--- Begin RECORDED INFORMATION ---
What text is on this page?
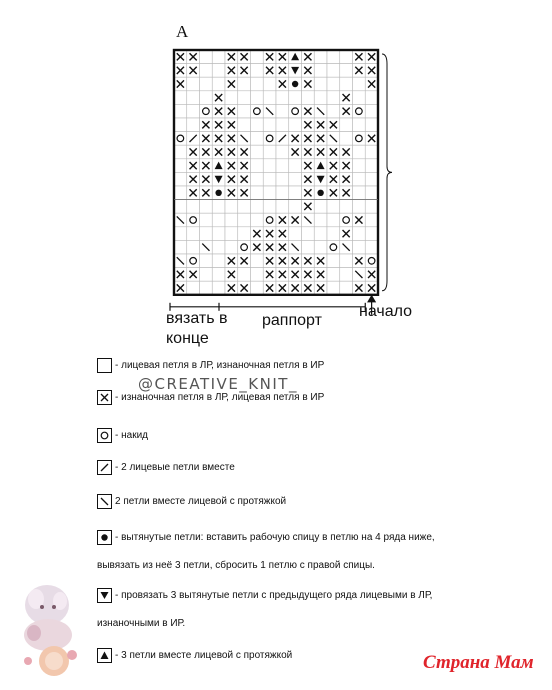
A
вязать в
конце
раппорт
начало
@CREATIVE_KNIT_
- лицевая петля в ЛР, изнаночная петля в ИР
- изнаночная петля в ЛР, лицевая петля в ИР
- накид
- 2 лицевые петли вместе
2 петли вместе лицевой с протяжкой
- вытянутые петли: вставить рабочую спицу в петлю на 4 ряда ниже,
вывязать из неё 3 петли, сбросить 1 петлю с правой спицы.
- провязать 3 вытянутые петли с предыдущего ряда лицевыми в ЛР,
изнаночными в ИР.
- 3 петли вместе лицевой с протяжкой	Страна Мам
--- End RECORDED INFORMATION ---
--- Begin RECORDED INFORMATION ---
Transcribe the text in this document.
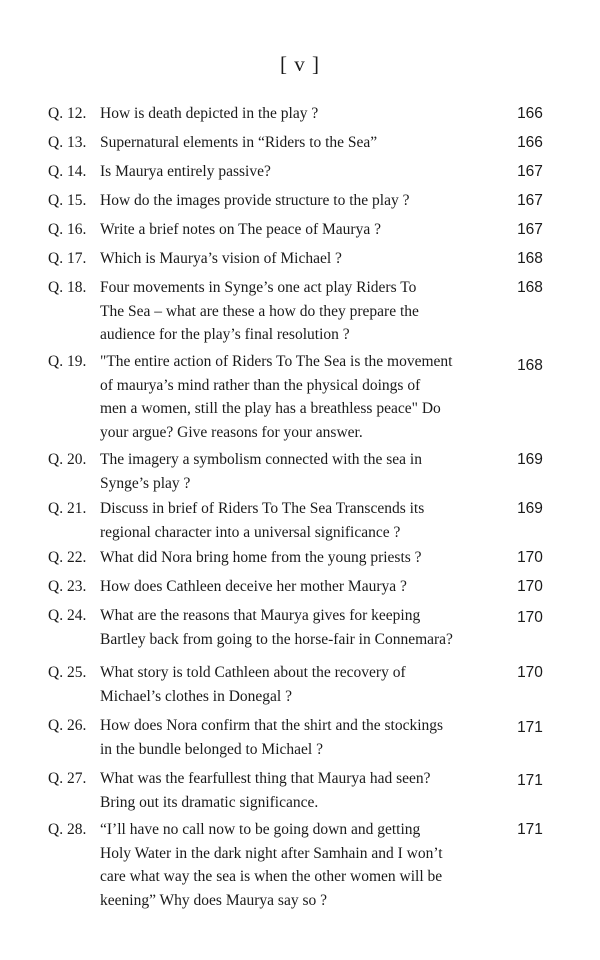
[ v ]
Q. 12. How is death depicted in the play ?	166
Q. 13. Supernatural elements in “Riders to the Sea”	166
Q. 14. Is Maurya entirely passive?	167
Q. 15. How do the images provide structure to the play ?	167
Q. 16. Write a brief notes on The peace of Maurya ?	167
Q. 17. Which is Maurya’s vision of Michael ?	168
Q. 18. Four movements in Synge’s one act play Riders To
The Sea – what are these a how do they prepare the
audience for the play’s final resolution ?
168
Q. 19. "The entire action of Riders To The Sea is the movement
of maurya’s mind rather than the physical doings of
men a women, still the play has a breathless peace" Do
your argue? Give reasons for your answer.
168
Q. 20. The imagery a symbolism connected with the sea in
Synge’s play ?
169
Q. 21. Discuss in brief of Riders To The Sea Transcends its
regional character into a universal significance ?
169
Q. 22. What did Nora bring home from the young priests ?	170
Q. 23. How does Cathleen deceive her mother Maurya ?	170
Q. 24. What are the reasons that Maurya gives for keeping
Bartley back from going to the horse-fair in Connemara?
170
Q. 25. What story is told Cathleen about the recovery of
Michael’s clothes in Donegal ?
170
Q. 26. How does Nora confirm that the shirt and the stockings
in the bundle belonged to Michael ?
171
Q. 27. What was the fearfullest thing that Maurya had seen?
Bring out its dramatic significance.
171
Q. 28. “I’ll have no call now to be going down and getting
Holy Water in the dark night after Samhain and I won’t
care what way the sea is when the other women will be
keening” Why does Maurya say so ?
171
--- End RECORDED INFORMATION ---
--- Begin RECORDED INFORMATION ---
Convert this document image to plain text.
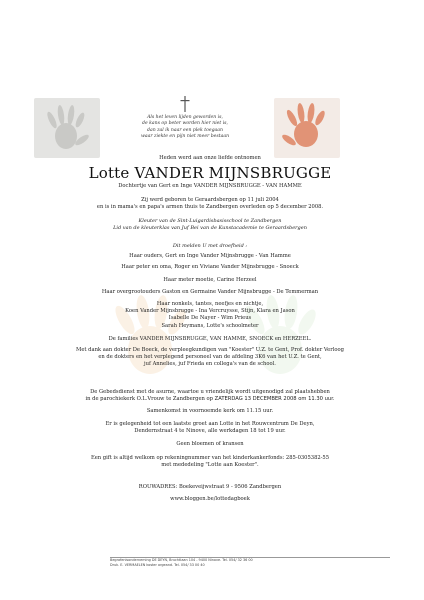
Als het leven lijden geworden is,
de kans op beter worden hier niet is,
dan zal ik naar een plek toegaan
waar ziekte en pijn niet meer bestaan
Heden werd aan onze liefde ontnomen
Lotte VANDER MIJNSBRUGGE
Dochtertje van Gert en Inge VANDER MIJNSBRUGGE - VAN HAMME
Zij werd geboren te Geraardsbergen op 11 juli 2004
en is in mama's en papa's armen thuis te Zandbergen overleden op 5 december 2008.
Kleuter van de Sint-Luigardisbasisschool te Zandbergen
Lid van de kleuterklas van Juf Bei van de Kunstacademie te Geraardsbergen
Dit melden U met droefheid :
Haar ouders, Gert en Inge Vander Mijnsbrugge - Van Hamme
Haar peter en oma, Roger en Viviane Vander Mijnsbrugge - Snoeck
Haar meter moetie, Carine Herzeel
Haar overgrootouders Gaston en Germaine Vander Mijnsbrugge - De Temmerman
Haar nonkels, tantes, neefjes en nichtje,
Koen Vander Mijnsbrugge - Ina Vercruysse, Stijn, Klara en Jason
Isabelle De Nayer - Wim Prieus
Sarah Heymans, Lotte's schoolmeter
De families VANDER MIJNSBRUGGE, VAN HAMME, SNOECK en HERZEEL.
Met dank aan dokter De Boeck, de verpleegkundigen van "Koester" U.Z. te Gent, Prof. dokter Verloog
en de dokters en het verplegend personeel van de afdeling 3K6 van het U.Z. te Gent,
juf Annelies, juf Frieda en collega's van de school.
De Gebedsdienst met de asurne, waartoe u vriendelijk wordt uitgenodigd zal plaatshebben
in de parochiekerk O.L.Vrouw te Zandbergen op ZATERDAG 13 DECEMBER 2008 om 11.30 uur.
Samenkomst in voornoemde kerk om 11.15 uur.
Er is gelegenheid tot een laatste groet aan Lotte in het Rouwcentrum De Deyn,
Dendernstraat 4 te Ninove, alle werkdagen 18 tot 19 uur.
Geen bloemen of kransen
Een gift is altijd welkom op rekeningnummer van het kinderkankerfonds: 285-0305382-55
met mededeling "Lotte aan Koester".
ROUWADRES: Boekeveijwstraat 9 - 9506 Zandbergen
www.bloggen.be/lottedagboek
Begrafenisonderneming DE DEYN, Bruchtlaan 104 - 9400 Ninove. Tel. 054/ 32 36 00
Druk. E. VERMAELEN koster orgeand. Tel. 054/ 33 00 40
--- End RECORDED INFORMATION ---
- [TASK STATEMENT] Search the records for the word "Haar", then list every line that has it.

- [RESPONSE]
Haar ouders, Gert en Inge Vander Mijnsbrugge - Van Hamme
Haar peter en oma, Roger en Viviane Vander Mijnsbrugge - Snoeck
Haar meter moetie, Carine Herzeel
Haar overgrootouders Gaston en Germaine Vander Mijnsbrugge - De Temmerman
Haar nonkels, tantes, neefjes en nichtje,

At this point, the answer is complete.